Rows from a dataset
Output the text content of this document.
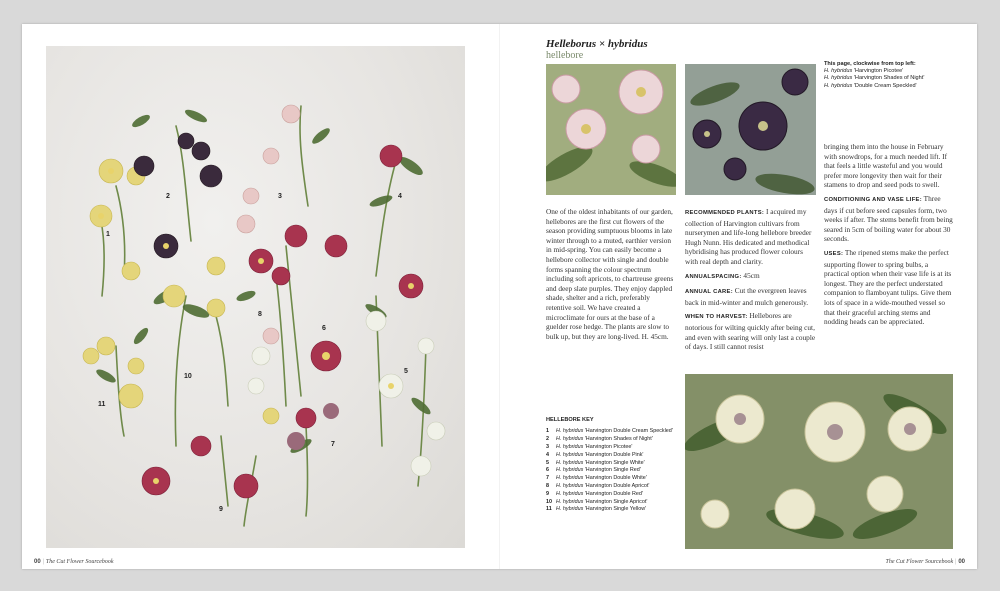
1
2	3	4
5
6
7
8
9
10
11
Helleborus × hybridus
hellebore
This page, clockwise from top left:
H. hybridus 'Harvington Picotee'
H. hybridus 'Harvington Shades of Night'
H. hybridus 'Double Cream Speckled'

One of the oldest inhabitants of our garden, hellebores are the first cut flowers of the season providing sumptuous blooms in late winter through to a muted, earthier version in mid-spring. You can easily become a hellebore collector with single and double forms spanning the colour spectrum including soft apricots, to chartreuse greens and deep slate purples. They enjoy dappled shade, shelter and a rich, preferably retentive soil. We have created a microclimate for ours at the base of a guelder rose hedge. The plants are slow to bulk up, but they are long-lived. H. 45cm.

RECOMMENDED PLANTS: I acquired my collection of Harvington cultivars from nurserymen and life-long hellebore breeder Hugh Nunn. His dedicated and methodical hybridising has produced flower colours with real depth and clarity.

ANNUALSPACING: 45cm

ANNUAL CARE: Cut the evergreen leaves back in mid-winter and mulch generously.

WHEN TO HARVEST: Hellebores are notorious for wilting quickly after being cut, and even with searing will only last a couple of days. I still cannot resist

bringing them into the house in February with snowdrops, for a much needed lift. If that feels a little wasteful and you would prefer more longevity then wait for their stamens to drop and seed pods to swell.

CONDITIONING AND VASE LIFE: Three days if cut before seed capsules form, two weeks if after. The stems benefit from being seared in 5cm of boiling water for about 30 seconds.

USES: The ripened stems make the perfect supporting flower to spring bulbs, a practical option when their vase life is at its longest. They are the perfect understated companion to flamboyant tulips. Give them lots of space in a wide-mouthed vessel so that their graceful arching stems and nodding heads can be appreciated.

HELLEBORE KEY
1	H. hybridus 'Harvington Double Cream Speckled'
2	H. hybridus 'Harvington Shades of Night'
3	H. hybridus 'Harvington Picotee'
4	H. hybridus 'Harvington Double Pink'
5	H. hybridus 'Harvington Single White'
6	H. hybridus 'Harvington Single Red'
7	H. hybridus 'Harvington Double White'
8	H. hybridus 'Harvington Double Apricot'
9	H. hybridus 'Harvington Double Red'
10 H. hybridus 'Harvington Single Apricot'
11 H. hybridus 'Harvington Single Yellow'
00 | The Cut Flower Sourcebook	The Cut Flower Sourcebook | 00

* _Problem details_:
Leave out the pictures and give the rest of the records again exactly.

* _Exercise answer_:
Output the text content of this document.
1
2	3	4
5
6
7
8
9
10
11
Helleborus × hybridus
hellebore
This page, clockwise from top left:
H. hybridus 'Harvington Picotee'
H. hybridus 'Harvington Shades of Night'
H. hybridus 'Double Cream Speckled'

One of the oldest inhabitants of our garden, hellebores are the first cut flowers of the season providing sumptuous blooms in late winter through to a muted, earthier version in mid-spring. You can easily become a hellebore collector with single and double forms spanning the colour spectrum including soft apricots, to chartreuse greens and deep slate purples. They enjoy dappled shade, shelter and a rich, preferably retentive soil. We have created a microclimate for ours at the base of a guelder rose hedge. The plants are slow to bulk up, but they are long-lived. H. 45cm.

RECOMMENDED PLANTS: I acquired my collection of Harvington cultivars from nurserymen and life-long hellebore breeder Hugh Nunn. His dedicated and methodical hybridising has produced flower colours with real depth and clarity.

ANNUALSPACING: 45cm

ANNUAL CARE: Cut the evergreen leaves back in mid-winter and mulch generously.

WHEN TO HARVEST: Hellebores are notorious for wilting quickly after being cut, and even with searing will only last a couple of days. I still cannot resist

bringing them into the house in February with snowdrops, for a much needed lift. If that feels a little wasteful and you would prefer more longevity then wait for their stamens to drop and seed pods to swell.

CONDITIONING AND VASE LIFE: Three days if cut before seed capsules form, two weeks if after. The stems benefit from being seared in 5cm of boiling water for about 30 seconds.

USES: The ripened stems make the perfect supporting flower to spring bulbs, a practical option when their vase life is at its longest. They are the perfect understated companion to flamboyant tulips. Give them lots of space in a wide-mouthed vessel so that their graceful arching stems and nodding heads can be appreciated.

HELLEBORE KEY
1	H. hybridus 'Harvington Double Cream Speckled'
2	H. hybridus 'Harvington Shades of Night'
3	H. hybridus 'Harvington Picotee'
4	H. hybridus 'Harvington Double Pink'
5	H. hybridus 'Harvington Single White'
6	H. hybridus 'Harvington Single Red'
7	H. hybridus 'Harvington Double White'
8	H. hybridus 'Harvington Double Apricot'
9	H. hybridus 'Harvington Double Red'
10 H. hybridus 'Harvington Single Apricot'
11 H. hybridus 'Harvington Single Yellow'
00 | The Cut Flower Sourcebook	The Cut Flower Sourcebook | 00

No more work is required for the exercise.